### Records supplied:
-=-=-
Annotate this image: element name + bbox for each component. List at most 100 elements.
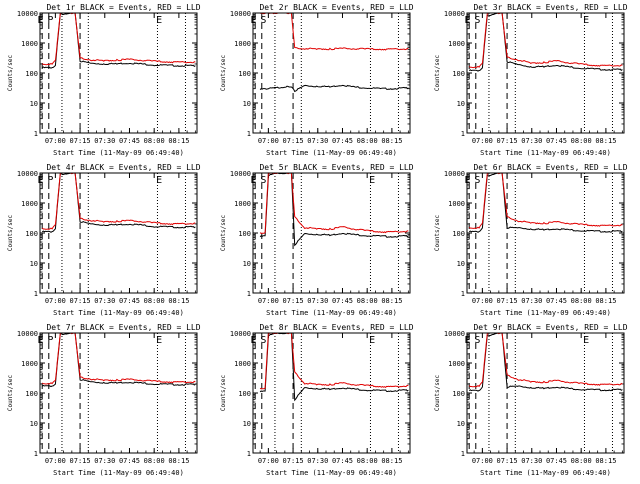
y-tick-label: 10000 (17, 330, 38, 338)
x-tick-label: 08:00 (571, 297, 592, 305)
chart-title: Det 3r BLACK = Events, RED = LLD (473, 3, 627, 12)
lld-series-line (259, 12, 409, 51)
chart-panel: Det 9r BLACK = Events, RED = LLD Counts/s… (434, 323, 628, 477)
x-tick-label: 07:45 (332, 457, 353, 465)
events-series-line (41, 12, 196, 69)
y-tick-label: 10 (30, 260, 38, 268)
event-marker-label: E (38, 175, 44, 186)
chart-panel: Det 5r BLACK = Events, RED = LLD Counts/s… (220, 163, 414, 317)
x-tick-label: 07:15 (497, 137, 518, 145)
chart-panel: Det 2r BLACK = Events, RED = LLD Counts/s… (220, 3, 414, 157)
x-tick-label: 08:00 (357, 137, 378, 145)
y-tick-label: 100 (25, 70, 38, 78)
x-axis-label: Start Time (11-May-09 06:49:40) (266, 309, 397, 317)
lld-series-line (468, 332, 623, 388)
y-tick-label: 10 (30, 100, 38, 108)
chart-title: Det 8r BLACK = Events, RED = LLD (259, 323, 413, 332)
x-tick-label: 07:15 (283, 457, 304, 465)
plot-frame (466, 12, 625, 134)
x-tick-label: 08:15 (168, 457, 189, 465)
y-tick-label: 1 (34, 290, 38, 298)
x-tick-label: 08:00 (357, 297, 378, 305)
event-marker-label: E (465, 15, 471, 26)
x-tick-label: 08:15 (168, 137, 189, 145)
plot-frame (39, 332, 198, 454)
y-tick-label: 10000 (17, 170, 38, 178)
chart-title: Det 7r BLACK = Events, RED = LLD (46, 323, 200, 332)
x-axis-label: Start Time (11-May-09 06:49:40) (480, 309, 611, 317)
x-tick-label: 07:30 (307, 137, 328, 145)
x-tick-label: 07:15 (497, 297, 518, 305)
lld-series-line (468, 172, 623, 229)
lld-series-line (41, 332, 196, 385)
x-tick-label: 07:30 (521, 137, 542, 145)
y-tick-label: 1000 (21, 200, 38, 208)
plot-frame (39, 172, 198, 294)
events-series-line (259, 84, 409, 93)
y-tick-label: 100 (238, 230, 251, 238)
y-axis-label: Counts/sec (7, 215, 14, 252)
x-tick-label: 07:00 (45, 297, 66, 305)
y-tick-label: 100 (452, 390, 465, 398)
y-tick-label: 100 (452, 70, 465, 78)
x-tick-label: 07:00 (45, 137, 66, 145)
event-marker-label: E (38, 335, 44, 346)
lld-series-line (259, 332, 409, 390)
x-tick-label: 07:00 (472, 457, 493, 465)
plot-frame (466, 172, 625, 294)
y-axis-label: Counts/sec (220, 375, 227, 412)
x-tick-label: 07:30 (307, 297, 328, 305)
event-marker-label: S (474, 15, 480, 26)
chart-title: Det 9r BLACK = Events, RED = LLD (473, 323, 627, 332)
event-marker-label: E (583, 175, 589, 186)
event-marker-label: S (474, 335, 480, 346)
x-tick-label: 08:00 (571, 137, 592, 145)
event-marker-label: S (260, 335, 266, 346)
x-tick-label: 07:00 (258, 297, 279, 305)
x-tick-label: 07:45 (332, 297, 353, 305)
x-tick-label: 07:30 (94, 457, 115, 465)
event-marker-label: E (369, 15, 375, 26)
events-series-line (468, 12, 623, 72)
x-tick-label: 07:30 (94, 137, 115, 145)
y-tick-label: 1 (34, 130, 38, 138)
x-tick-label: 07:45 (546, 137, 567, 145)
y-tick-label: 10 (243, 100, 251, 108)
event-marker-label: P (47, 335, 53, 346)
plot-frame (39, 12, 198, 134)
y-tick-label: 1000 (448, 360, 465, 368)
y-axis-label: Counts/sec (7, 55, 14, 92)
event-marker-label: E (465, 335, 471, 346)
lld-series-line (468, 12, 623, 69)
x-tick-label: 08:15 (381, 457, 402, 465)
event-marker-label: P (47, 15, 53, 26)
event-marker-label: P (47, 175, 53, 186)
chart-panel: Det 3r BLACK = Events, RED = LLD Counts/s… (434, 3, 628, 157)
y-tick-label: 100 (25, 390, 38, 398)
x-tick-label: 08:00 (144, 297, 165, 305)
event-marker-label: E (156, 175, 162, 186)
y-tick-label: 100 (25, 230, 38, 238)
chart-title: Det 1r BLACK = Events, RED = LLD (46, 3, 200, 12)
y-tick-label: 10000 (17, 10, 38, 18)
y-axis-label: Counts/sec (434, 55, 441, 92)
y-axis-label: Counts/sec (434, 375, 441, 412)
y-tick-label: 10 (243, 260, 251, 268)
y-axis-label: Counts/sec (7, 375, 14, 412)
event-marker-label: S (474, 175, 480, 186)
y-tick-label: 1000 (234, 360, 251, 368)
y-tick-label: 1000 (234, 200, 251, 208)
lld-series-line (41, 172, 196, 230)
x-tick-label: 07:45 (119, 297, 140, 305)
event-marker-label: E (251, 175, 257, 186)
x-axis-label: Start Time (11-May-09 06:49:40) (480, 149, 611, 157)
x-axis-label: Start Time (11-May-09 06:49:40) (266, 149, 397, 157)
x-tick-label: 07:15 (70, 457, 91, 465)
lld-series-line (41, 12, 196, 66)
x-axis-label: Start Time (11-May-09 06:49:40) (480, 469, 611, 477)
x-tick-label: 07:45 (546, 457, 567, 465)
y-tick-label: 10 (457, 260, 465, 268)
chart-title: Det 6r BLACK = Events, RED = LLD (473, 163, 627, 172)
y-tick-label: 1 (247, 290, 251, 298)
events-series-line (41, 332, 196, 388)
-=-=-
### Problem requirements:
Copy out all of the data above word for word, keeping every line unchanged, and omit the pictures.

### Correct answer:
Annotate this image: element name + bbox for each component. List at most 100 elements.
y-tick-label: 10000 (17, 330, 38, 338)
x-tick-label: 08:00 (571, 297, 592, 305)
chart-title: Det 3r BLACK = Events, RED = LLD (473, 3, 627, 12)
lld-series-line (259, 12, 409, 51)
chart-panel: Det 9r BLACK = Events, RED = LLD Counts/s… (434, 323, 628, 477)
x-tick-label: 07:45 (332, 457, 353, 465)
events-series-line (41, 12, 196, 69)
y-tick-label: 10 (30, 260, 38, 268)
event-marker-label: E (38, 175, 44, 186)
chart-panel: Det 5r BLACK = Events, RED = LLD Counts/s… (220, 163, 414, 317)
x-tick-label: 07:15 (497, 137, 518, 145)
chart-panel: Det 2r BLACK = Events, RED = LLD Counts/s… (220, 3, 414, 157)
x-tick-label: 08:00 (357, 137, 378, 145)
y-tick-label: 100 (25, 70, 38, 78)
x-axis-label: Start Time (11-May-09 06:49:40) (266, 309, 397, 317)
lld-series-line (468, 332, 623, 388)
y-tick-label: 10 (30, 100, 38, 108)
chart-title: Det 8r BLACK = Events, RED = LLD (259, 323, 413, 332)
x-tick-label: 07:15 (283, 457, 304, 465)
plot-frame (466, 12, 625, 134)
x-tick-label: 08:15 (168, 457, 189, 465)
y-tick-label: 1 (34, 290, 38, 298)
x-tick-label: 08:00 (357, 297, 378, 305)
event-marker-label: E (465, 15, 471, 26)
x-tick-label: 08:15 (168, 137, 189, 145)
plot-frame (39, 332, 198, 454)
y-tick-label: 10000 (17, 170, 38, 178)
chart-title: Det 7r BLACK = Events, RED = LLD (46, 323, 200, 332)
x-axis-label: Start Time (11-May-09 06:49:40) (480, 309, 611, 317)
x-tick-label: 07:30 (307, 137, 328, 145)
x-tick-label: 07:15 (497, 297, 518, 305)
lld-series-line (468, 172, 623, 229)
lld-series-line (41, 332, 196, 385)
x-tick-label: 07:30 (521, 137, 542, 145)
y-tick-label: 1000 (21, 200, 38, 208)
plot-frame (39, 172, 198, 294)
events-series-line (259, 84, 409, 93)
y-tick-label: 100 (238, 230, 251, 238)
y-axis-label: Counts/sec (7, 215, 14, 252)
x-tick-label: 07:00 (45, 297, 66, 305)
y-tick-label: 100 (452, 390, 465, 398)
y-tick-label: 100 (452, 70, 465, 78)
x-tick-label: 07:00 (45, 137, 66, 145)
event-marker-label: E (38, 335, 44, 346)
lld-series-line (259, 332, 409, 390)
x-tick-label: 07:00 (472, 457, 493, 465)
plot-frame (466, 172, 625, 294)
y-axis-label: Counts/sec (220, 375, 227, 412)
x-tick-label: 07:30 (307, 297, 328, 305)
event-marker-label: S (474, 15, 480, 26)
chart-title: Det 9r BLACK = Events, RED = LLD (473, 323, 627, 332)
event-marker-label: E (583, 175, 589, 186)
event-marker-label: S (474, 335, 480, 346)
x-tick-label: 08:00 (571, 137, 592, 145)
event-marker-label: S (260, 335, 266, 346)
x-tick-label: 07:00 (258, 297, 279, 305)
x-tick-label: 07:45 (332, 297, 353, 305)
x-tick-label: 07:30 (94, 457, 115, 465)
event-marker-label: E (369, 15, 375, 26)
events-series-line (468, 12, 623, 72)
x-tick-label: 07:30 (94, 137, 115, 145)
y-tick-label: 1 (34, 130, 38, 138)
x-tick-label: 07:45 (546, 137, 567, 145)
y-tick-label: 10 (243, 100, 251, 108)
event-marker-label: P (47, 335, 53, 346)
plot-frame (39, 12, 198, 134)
y-tick-label: 1000 (448, 360, 465, 368)
y-axis-label: Counts/sec (7, 55, 14, 92)
event-marker-label: E (465, 335, 471, 346)
lld-series-line (468, 12, 623, 69)
x-tick-label: 08:15 (381, 457, 402, 465)
event-marker-label: P (47, 15, 53, 26)
event-marker-label: P (47, 175, 53, 186)
chart-panel: Det 3r BLACK = Events, RED = LLD Counts/s… (434, 3, 628, 157)
y-tick-label: 100 (25, 390, 38, 398)
x-tick-label: 08:00 (144, 297, 165, 305)
event-marker-label: E (156, 175, 162, 186)
y-tick-label: 100 (25, 230, 38, 238)
chart-title: Det 1r BLACK = Events, RED = LLD (46, 3, 200, 12)
y-tick-label: 10000 (17, 10, 38, 18)
y-axis-label: Counts/sec (434, 55, 441, 92)
y-axis-label: Counts/sec (434, 375, 441, 412)
y-tick-label: 10 (243, 260, 251, 268)
y-axis-label: Counts/sec (7, 375, 14, 412)
event-marker-label: S (474, 175, 480, 186)
y-tick-label: 1000 (234, 360, 251, 368)
y-tick-label: 1000 (234, 200, 251, 208)
lld-series-line (41, 172, 196, 230)
x-tick-label: 07:45 (119, 297, 140, 305)
event-marker-label: E (251, 175, 257, 186)
x-axis-label: Start Time (11-May-09 06:49:40) (480, 149, 611, 157)
x-axis-label: Start Time (11-May-09 06:49:40) (266, 149, 397, 157)
x-tick-label: 07:15 (70, 457, 91, 465)
lld-series-line (41, 12, 196, 66)
x-axis-label: Start Time (11-May-09 06:49:40) (480, 469, 611, 477)
x-tick-label: 07:45 (546, 457, 567, 465)
y-tick-label: 10 (457, 260, 465, 268)
chart-title: Det 6r BLACK = Events, RED = LLD (473, 163, 627, 172)
y-tick-label: 1 (247, 290, 251, 298)
events-series-line (41, 332, 196, 388)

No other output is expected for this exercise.